+++ Supplied material +++

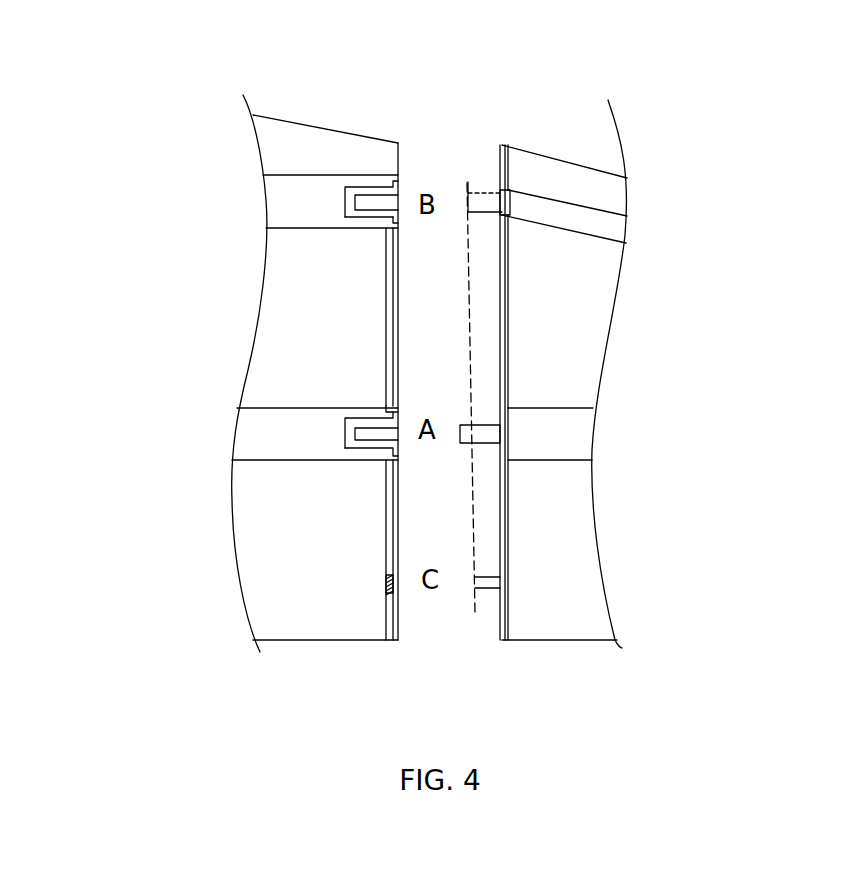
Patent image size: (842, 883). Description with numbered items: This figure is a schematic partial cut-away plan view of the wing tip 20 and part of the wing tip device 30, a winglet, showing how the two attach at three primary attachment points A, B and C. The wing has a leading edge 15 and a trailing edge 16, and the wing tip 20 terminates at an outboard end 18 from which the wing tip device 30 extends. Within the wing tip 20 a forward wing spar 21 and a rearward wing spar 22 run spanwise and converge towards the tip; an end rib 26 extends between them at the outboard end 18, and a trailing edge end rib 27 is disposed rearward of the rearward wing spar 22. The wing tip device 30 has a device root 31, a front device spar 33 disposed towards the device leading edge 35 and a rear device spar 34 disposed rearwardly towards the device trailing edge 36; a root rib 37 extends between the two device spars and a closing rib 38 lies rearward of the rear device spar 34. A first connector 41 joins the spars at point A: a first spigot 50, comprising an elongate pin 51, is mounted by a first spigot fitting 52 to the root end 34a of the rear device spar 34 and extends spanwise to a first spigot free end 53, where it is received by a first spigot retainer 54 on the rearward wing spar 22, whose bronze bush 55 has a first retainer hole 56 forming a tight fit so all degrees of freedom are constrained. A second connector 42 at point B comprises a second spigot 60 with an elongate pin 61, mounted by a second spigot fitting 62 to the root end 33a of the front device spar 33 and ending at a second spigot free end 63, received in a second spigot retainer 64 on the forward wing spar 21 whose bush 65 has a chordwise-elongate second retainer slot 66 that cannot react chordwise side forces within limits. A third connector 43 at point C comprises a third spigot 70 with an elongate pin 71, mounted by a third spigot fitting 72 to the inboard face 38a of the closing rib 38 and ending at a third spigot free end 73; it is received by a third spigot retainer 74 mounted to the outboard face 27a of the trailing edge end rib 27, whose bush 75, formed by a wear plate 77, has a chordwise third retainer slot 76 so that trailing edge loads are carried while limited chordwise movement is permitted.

The leading edge 15 is at (290, 118).
The trailing edge 16 is at (318, 642).
The outboard end 18 is at (370, 627).
The wing tip 20 is at (344, 91).
The forward wing spar 21 is at (283, 200).
The rearward wing spar 22 is at (243, 438).
The end rib 26 is at (385, 341).
The trailing edge end rib 27 is at (385, 511).
The outboard face 27a is at (398, 486).
The wing tip device 30 is at (572, 75).
The wing tip device root 31 is at (527, 630).
The front device spar 33 is at (613, 233).
The root end 33a is at (520, 205).
The rear device spar 34 is at (585, 428).
The root end 34a is at (523, 418).
The device leading edge 35 is at (573, 164).
The device trailing edge 36 is at (533, 642).
The root rib 37 is at (512, 283).
The closing rib 38 is at (508, 543).
The inboard face 38a is at (504, 622).
The first connector 41 is at (454, 390).
The second connector 42 is at (465, 152).
The third connector 43 is at (462, 641).
The first spigot 50 is at (500, 420).
The elongate pin 51 is at (482, 441).
The first spigot fitting 52 is at (507, 431).
The first spigot free end 53 is at (462, 430).
The first spigot retainer 54 is at (359, 401).
The bush 55 is at (393, 453).
The first retainer hole 56 is at (398, 414).
The second spigot 60 is at (488, 204).
The elongate pin 61 is at (478, 207).
The second spigot fitting 62 is at (512, 218).
The second spigot free end 63 is at (467, 205).
The second spigot retainer 64 is at (363, 153).
The bush 65 is at (397, 181).
The second retainer slot 66 is at (397, 203).
The third spigot 70 is at (483, 590).
The elongate pin 71 is at (488, 573).
The third spigot fitting 72 is at (510, 582).
The third spigot free end 73 is at (472, 596).
The third spigot retainer 74 is at (362, 558).
The bush 75 is at (394, 573).
The third retainer slot 76 is at (387, 582).
The wear plate 77 is at (398, 598).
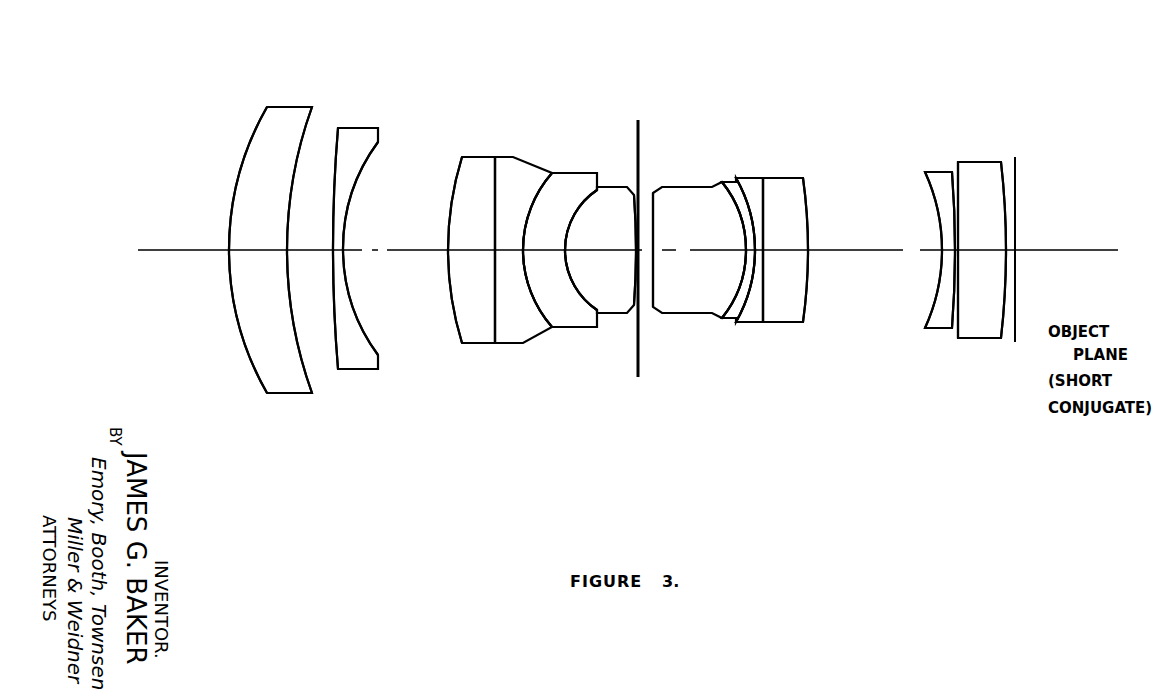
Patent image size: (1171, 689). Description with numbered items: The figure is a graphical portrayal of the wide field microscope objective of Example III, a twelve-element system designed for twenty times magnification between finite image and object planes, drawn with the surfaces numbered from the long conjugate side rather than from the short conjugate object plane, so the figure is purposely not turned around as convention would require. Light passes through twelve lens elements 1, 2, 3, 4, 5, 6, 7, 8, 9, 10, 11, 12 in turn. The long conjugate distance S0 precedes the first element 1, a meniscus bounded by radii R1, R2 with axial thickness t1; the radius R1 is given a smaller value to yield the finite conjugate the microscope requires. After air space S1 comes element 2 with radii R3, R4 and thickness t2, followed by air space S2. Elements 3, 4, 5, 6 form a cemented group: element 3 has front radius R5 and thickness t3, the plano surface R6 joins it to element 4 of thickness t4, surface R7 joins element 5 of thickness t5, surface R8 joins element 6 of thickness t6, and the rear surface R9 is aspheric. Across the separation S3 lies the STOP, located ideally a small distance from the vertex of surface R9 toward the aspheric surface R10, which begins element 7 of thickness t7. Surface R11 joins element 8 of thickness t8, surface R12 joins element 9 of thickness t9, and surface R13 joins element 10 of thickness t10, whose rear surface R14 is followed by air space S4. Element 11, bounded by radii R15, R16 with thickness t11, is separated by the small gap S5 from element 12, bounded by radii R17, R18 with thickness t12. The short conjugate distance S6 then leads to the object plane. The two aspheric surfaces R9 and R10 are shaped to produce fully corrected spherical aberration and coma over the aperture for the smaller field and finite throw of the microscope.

The lens element I 1 is at (270, 250).
The lens element II 2 is at (355, 248).
The lens element III 3 is at (471, 250).
The lens element IV 4 is at (523, 250).
The lens element V 5 is at (560, 250).
The lens element VI 6 is at (600, 250).
The lens element VII 7 is at (699, 250).
The lens element VIII 8 is at (738, 250).
The lens element IX 9 is at (749, 250).
The lens element X 10 is at (785, 250).
The lens element XI 11 is at (940, 250).
The lens element XII 12 is at (982, 250).
The radius of curvature R1 is at (240, 336).
The radius of curvature R2 is at (298, 355).
The radius of curvature R3 is at (333, 320).
The radius of curvature R4 is at (366, 337).
The radius of curvature R5 is at (450, 300).
The radius of curvature R6 is at (495, 285).
The radius of curvature R7 is at (535, 308).
The radius of curvature R8 is at (583, 305).
The radius of curvature R9 is at (633, 290).
The radius of curvature R10 is at (655, 303).
The radius of curvature R11 is at (723, 313).
The radius of curvature R12 is at (747, 293).
The radius of curvature R13 is at (763, 275).
The radius of curvature R14 is at (805, 303).
The radius of curvature R15 is at (937, 290).
The radius of curvature R16 is at (952, 310).
The radius of curvature R17 is at (962, 308).
The radius of curvature R18 is at (1003, 338).
The axial thickness t1 is at (258, 250).
The axial thickness t2 is at (335, 248).
The axial thickness t3 is at (475, 250).
The axial thickness t4 is at (508, 250).
The axial thickness t5 is at (553, 250).
The axial thickness t6 is at (587, 248).
The axial thickness t7 is at (670, 250).
The axial thickness t8 is at (722, 182).
The axial thickness t9 is at (738, 172).
The axial thickness t10 is at (778, 200).
The axial thickness t11 is at (940, 243).
The axial thickness t12 is at (973, 190).
The axial separation S0 is at (197, 250).
The axial separation S1 is at (309, 250).
The axial separation S2 is at (388, 250).
The axial separation S3 is at (642, 250).
The axial separation S4 is at (833, 250).
The axial separation S5 is at (957, 248).
The axial separation S6 is at (1015, 248).
The stop STOP is at (637, 318).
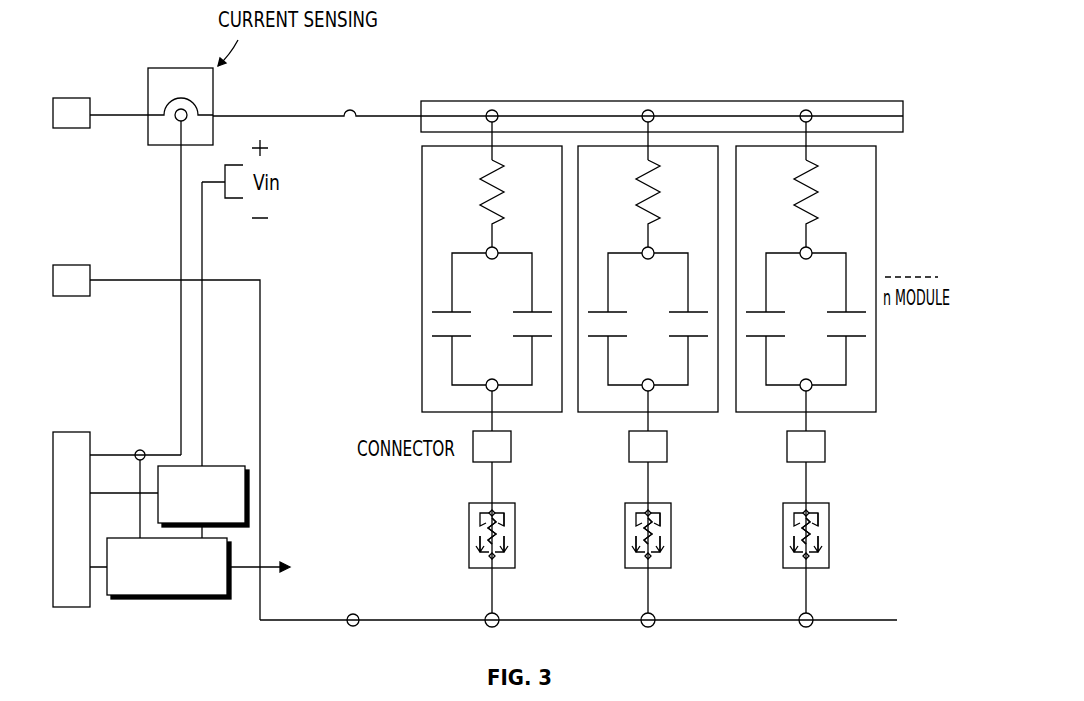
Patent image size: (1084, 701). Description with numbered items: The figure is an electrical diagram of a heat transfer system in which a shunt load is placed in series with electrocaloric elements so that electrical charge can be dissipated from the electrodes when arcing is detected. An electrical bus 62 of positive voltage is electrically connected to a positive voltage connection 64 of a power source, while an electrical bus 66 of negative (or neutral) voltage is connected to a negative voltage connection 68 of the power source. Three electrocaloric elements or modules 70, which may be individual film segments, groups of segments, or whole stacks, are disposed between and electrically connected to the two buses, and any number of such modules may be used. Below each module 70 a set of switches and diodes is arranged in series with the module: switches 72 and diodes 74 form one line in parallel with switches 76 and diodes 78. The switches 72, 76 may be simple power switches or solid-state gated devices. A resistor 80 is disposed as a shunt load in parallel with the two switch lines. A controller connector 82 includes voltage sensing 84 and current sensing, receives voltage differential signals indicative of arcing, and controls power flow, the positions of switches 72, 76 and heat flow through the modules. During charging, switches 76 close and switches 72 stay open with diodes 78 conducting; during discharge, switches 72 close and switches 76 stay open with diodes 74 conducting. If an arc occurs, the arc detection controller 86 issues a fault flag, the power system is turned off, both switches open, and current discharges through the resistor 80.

The electrical bus 62 is at (395, 113).
The positive voltage connection 64 is at (73, 98).
The electrical bus 66 is at (402, 621).
The negative voltage connection 68 is at (73, 265).
The electrocaloric element or module 70 is at (522, 146).
The switch 72 is at (472, 522).
The diode 74 is at (479, 556).
The switch 76 is at (504, 522).
The diode 78 is at (508, 552).
The resistor 80 is at (482, 535).
The controller connector 82 is at (75, 608).
The voltage sensing 84 is at (215, 466).
The arc detection controller 86 is at (182, 597).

+++

**Objective**
Count the lines in the rows that contain the string "detection", and reply with only that count.

**Correct output**
2